▸ **Given request**
The entries need to be copied exactly.

(Dataset excerpt)
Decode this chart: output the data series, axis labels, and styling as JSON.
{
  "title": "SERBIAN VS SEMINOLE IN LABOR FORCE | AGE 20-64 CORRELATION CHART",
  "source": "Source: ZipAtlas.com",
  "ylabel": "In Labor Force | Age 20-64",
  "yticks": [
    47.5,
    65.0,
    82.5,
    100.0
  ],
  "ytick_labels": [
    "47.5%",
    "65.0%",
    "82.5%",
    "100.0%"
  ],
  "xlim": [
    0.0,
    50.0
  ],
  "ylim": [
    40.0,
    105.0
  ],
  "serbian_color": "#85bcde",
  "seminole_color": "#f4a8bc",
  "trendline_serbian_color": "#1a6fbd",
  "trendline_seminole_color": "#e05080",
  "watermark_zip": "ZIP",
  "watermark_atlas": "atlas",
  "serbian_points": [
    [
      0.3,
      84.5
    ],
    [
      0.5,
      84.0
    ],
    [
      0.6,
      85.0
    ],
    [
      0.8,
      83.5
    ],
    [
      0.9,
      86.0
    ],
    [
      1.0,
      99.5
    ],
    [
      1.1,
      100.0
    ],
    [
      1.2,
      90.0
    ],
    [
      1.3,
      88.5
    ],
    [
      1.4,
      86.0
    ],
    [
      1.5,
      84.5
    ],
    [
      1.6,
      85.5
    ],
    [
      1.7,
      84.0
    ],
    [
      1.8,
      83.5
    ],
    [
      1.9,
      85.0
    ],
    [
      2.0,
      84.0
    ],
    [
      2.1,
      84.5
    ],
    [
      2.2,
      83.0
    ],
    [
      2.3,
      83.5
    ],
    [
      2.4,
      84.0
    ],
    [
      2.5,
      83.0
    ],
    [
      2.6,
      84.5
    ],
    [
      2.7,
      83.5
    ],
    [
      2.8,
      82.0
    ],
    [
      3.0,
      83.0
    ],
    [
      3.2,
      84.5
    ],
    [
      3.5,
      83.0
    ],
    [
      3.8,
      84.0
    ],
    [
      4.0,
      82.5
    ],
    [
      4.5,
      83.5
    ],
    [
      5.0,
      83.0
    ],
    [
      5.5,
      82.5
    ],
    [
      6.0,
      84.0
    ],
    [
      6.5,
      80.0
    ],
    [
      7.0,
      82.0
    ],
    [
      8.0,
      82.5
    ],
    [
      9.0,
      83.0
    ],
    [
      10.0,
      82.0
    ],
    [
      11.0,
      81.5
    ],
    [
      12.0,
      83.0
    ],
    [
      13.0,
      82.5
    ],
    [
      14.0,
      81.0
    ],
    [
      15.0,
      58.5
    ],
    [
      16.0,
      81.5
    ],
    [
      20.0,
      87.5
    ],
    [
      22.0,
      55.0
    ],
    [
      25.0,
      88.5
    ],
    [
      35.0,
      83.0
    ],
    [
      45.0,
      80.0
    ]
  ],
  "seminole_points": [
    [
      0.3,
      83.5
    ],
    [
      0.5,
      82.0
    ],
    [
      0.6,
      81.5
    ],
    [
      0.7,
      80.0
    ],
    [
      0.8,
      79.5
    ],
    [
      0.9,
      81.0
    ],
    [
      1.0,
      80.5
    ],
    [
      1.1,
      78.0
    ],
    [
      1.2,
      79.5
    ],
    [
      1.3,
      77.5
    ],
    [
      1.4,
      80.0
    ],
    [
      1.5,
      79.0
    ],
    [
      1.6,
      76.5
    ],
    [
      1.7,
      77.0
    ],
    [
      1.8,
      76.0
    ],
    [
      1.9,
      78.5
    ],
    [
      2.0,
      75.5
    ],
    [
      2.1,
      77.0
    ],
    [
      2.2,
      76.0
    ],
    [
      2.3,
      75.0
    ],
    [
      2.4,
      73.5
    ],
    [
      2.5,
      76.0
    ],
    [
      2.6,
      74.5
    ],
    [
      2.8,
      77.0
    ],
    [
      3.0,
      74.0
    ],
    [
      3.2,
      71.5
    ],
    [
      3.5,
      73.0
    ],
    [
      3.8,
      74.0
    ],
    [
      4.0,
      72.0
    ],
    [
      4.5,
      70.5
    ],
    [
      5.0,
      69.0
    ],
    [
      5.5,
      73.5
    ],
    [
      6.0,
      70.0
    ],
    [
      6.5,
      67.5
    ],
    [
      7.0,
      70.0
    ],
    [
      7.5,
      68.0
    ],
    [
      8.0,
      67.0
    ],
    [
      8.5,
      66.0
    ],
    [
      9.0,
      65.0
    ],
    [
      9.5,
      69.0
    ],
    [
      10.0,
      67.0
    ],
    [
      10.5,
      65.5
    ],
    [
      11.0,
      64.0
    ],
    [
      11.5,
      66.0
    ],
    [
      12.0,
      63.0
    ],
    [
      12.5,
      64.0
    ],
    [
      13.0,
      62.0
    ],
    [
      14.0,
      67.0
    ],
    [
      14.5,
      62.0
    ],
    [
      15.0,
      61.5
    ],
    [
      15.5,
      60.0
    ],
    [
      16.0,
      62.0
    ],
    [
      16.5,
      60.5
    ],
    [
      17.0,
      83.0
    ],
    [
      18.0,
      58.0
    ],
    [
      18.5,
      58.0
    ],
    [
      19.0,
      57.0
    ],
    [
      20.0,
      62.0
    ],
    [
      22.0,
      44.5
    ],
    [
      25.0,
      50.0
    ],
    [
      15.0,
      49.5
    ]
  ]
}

▸ **Result of the exercise**
Decode this chart: output the data series, axis labels, and styling as JSON.
{
  "title": "SERBIAN VS SEMINOLE IN LABOR FORCE | AGE 20-64 CORRELATION CHART",
  "source": "Source: ZipAtlas.com",
  "ylabel": "In Labor Force | Age 20-64",
  "yticks": [
    47.5,
    65.0,
    82.5,
    100.0
  ],
  "ytick_labels": [
    "47.5%",
    "65.0%",
    "82.5%",
    "100.0%"
  ],
  "xlim": [
    0.0,
    50.0
  ],
  "ylim": [
    40.0,
    105.0
  ],
  "serbian_color": "#85bcde",
  "seminole_color": "#f4a8bc",
  "trendline_serbian_color": "#1a6fbd",
  "trendline_seminole_color": "#e05080",
  "watermark_zip": "ZIP",
  "watermark_atlas": "atlas",
  "serbian_points": [
    [
      0.3,
      84.5
    ],
    [
      0.5,
      84.0
    ],
    [
      0.6,
      85.0
    ],
    [
      0.8,
      83.5
    ],
    [
      0.9,
      86.0
    ],
    [
      1.0,
      99.5
    ],
    [
      1.1,
      100.0
    ],
    [
      1.2,
      90.0
    ],
    [
      1.3,
      88.5
    ],
    [
      1.4,
      86.0
    ],
    [
      1.5,
      84.5
    ],
    [
      1.6,
      85.5
    ],
    [
      1.7,
      84.0
    ],
    [
      1.8,
      83.5
    ],
    [
      1.9,
      85.0
    ],
    [
      2.0,
      84.0
    ],
    [
      2.1,
      84.5
    ],
    [
      2.2,
      83.0
    ],
    [
      2.3,
      83.5
    ],
    [
      2.4,
      84.0
    ],
    [
      2.5,
      83.0
    ],
    [
      2.6,
      84.5
    ],
    [
      2.7,
      83.5
    ],
    [
      2.8,
      82.0
    ],
    [
      3.0,
      83.0
    ],
    [
      3.2,
      84.5
    ],
    [
      3.5,
      83.0
    ],
    [
      3.8,
      84.0
    ],
    [
      4.0,
      82.5
    ],
    [
      4.5,
      83.5
    ],
    [
      5.0,
      83.0
    ],
    [
      5.5,
      82.5
    ],
    [
      6.0,
      84.0
    ],
    [
      6.5,
      80.0
    ],
    [
      7.0,
      82.0
    ],
    [
      8.0,
      82.5
    ],
    [
      9.0,
      83.0
    ],
    [
      10.0,
      82.0
    ],
    [
      11.0,
      81.5
    ],
    [
      12.0,
      83.0
    ],
    [
      13.0,
      82.5
    ],
    [
      14.0,
      81.0
    ],
    [
      15.0,
      58.5
    ],
    [
      16.0,
      81.5
    ],
    [
      20.0,
      87.5
    ],
    [
      22.0,
      55.0
    ],
    [
      25.0,
      88.5
    ],
    [
      35.0,
      83.0
    ],
    [
      45.0,
      80.0
    ]
  ],
  "seminole_points": [
    [
      0.3,
      83.5
    ],
    [
      0.5,
      82.0
    ],
    [
      0.6,
      81.5
    ],
    [
      0.7,
      80.0
    ],
    [
      0.8,
      79.5
    ],
    [
      0.9,
      81.0
    ],
    [
      1.0,
      80.5
    ],
    [
      1.1,
      78.0
    ],
    [
      1.2,
      79.5
    ],
    [
      1.3,
      77.5
    ],
    [
      1.4,
      80.0
    ],
    [
      1.5,
      79.0
    ],
    [
      1.6,
      76.5
    ],
    [
      1.7,
      77.0
    ],
    [
      1.8,
      76.0
    ],
    [
      1.9,
      78.5
    ],
    [
      2.0,
      75.5
    ],
    [
      2.1,
      77.0
    ],
    [
      2.2,
      76.0
    ],
    [
      2.3,
      75.0
    ],
    [
      2.4,
      73.5
    ],
    [
      2.5,
      76.0
    ],
    [
      2.6,
      74.5
    ],
    [
      2.8,
      77.0
    ],
    [
      3.0,
      74.0
    ],
    [
      3.2,
      71.5
    ],
    [
      3.5,
      73.0
    ],
    [
      3.8,
      74.0
    ],
    [
      4.0,
      72.0
    ],
    [
      4.5,
      70.5
    ],
    [
      5.0,
      69.0
    ],
    [
      5.5,
      73.5
    ],
    [
      6.0,
      70.0
    ],
    [
      6.5,
      67.5
    ],
    [
      7.0,
      70.0
    ],
    [
      7.5,
      68.0
    ],
    [
      8.0,
      67.0
    ],
    [
      8.5,
      66.0
    ],
    [
      9.0,
      65.0
    ],
    [
      9.5,
      69.0
    ],
    [
      10.0,
      67.0
    ],
    [
      10.5,
      65.5
    ],
    [
      11.0,
      64.0
    ],
    [
      11.5,
      66.0
    ],
    [
      12.0,
      63.0
    ],
    [
      12.5,
      64.0
    ],
    [
      13.0,
      62.0
    ],
    [
      14.0,
      67.0
    ],
    [
      14.5,
      62.0
    ],
    [
      15.0,
      61.5
    ],
    [
      15.5,
      60.0
    ],
    [
      16.0,
      62.0
    ],
    [
      16.5,
      60.5
    ],
    [
      17.0,
      83.0
    ],
    [
      18.0,
      58.0
    ],
    [
      18.5,
      58.0
    ],
    [
      19.0,
      57.0
    ],
    [
      20.0,
      62.0
    ],
    [
      22.0,
      44.5
    ],
    [
      25.0,
      50.0
    ],
    [
      15.0,
      49.5
    ]
  ]
}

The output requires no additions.